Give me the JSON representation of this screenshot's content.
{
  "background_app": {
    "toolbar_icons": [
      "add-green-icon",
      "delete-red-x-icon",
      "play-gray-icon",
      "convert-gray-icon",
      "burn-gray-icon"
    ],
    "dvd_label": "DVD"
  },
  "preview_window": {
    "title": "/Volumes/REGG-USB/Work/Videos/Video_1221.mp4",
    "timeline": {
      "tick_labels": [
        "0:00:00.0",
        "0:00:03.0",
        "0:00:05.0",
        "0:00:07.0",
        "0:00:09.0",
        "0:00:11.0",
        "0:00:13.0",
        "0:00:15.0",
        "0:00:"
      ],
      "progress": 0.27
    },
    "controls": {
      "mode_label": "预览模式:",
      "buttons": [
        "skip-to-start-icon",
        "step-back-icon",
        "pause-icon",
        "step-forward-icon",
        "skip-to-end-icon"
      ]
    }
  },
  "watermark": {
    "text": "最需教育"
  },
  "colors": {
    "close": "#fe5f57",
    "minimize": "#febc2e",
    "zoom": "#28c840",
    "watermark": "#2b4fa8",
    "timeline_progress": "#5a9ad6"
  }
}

# # #

** What the exercise asks **
Print the material above once more, exactly.

** Task output **
Give me the JSON representation of this screenshot's content.
{
  "background_app": {
    "toolbar_icons": [
      "add-green-icon",
      "delete-red-x-icon",
      "play-gray-icon",
      "convert-gray-icon",
      "burn-gray-icon"
    ],
    "dvd_label": "DVD"
  },
  "preview_window": {
    "title": "/Volumes/REGG-USB/Work/Videos/Video_1221.mp4",
    "timeline": {
      "tick_labels": [
        "0:00:00.0",
        "0:00:03.0",
        "0:00:05.0",
        "0:00:07.0",
        "0:00:09.0",
        "0:00:11.0",
        "0:00:13.0",
        "0:00:15.0",
        "0:00:"
      ],
      "progress": 0.27
    },
    "controls": {
      "mode_label": "预览模式:",
      "buttons": [
        "skip-to-start-icon",
        "step-back-icon",
        "pause-icon",
        "step-forward-icon",
        "skip-to-end-icon"
      ]
    }
  },
  "watermark": {
    "text": "最需教育"
  },
  "colors": {
    "close": "#fe5f57",
    "minimize": "#febc2e",
    "zoom": "#28c840",
    "watermark": "#2b4fa8",
    "timeline_progress": "#5a9ad6"
  }
}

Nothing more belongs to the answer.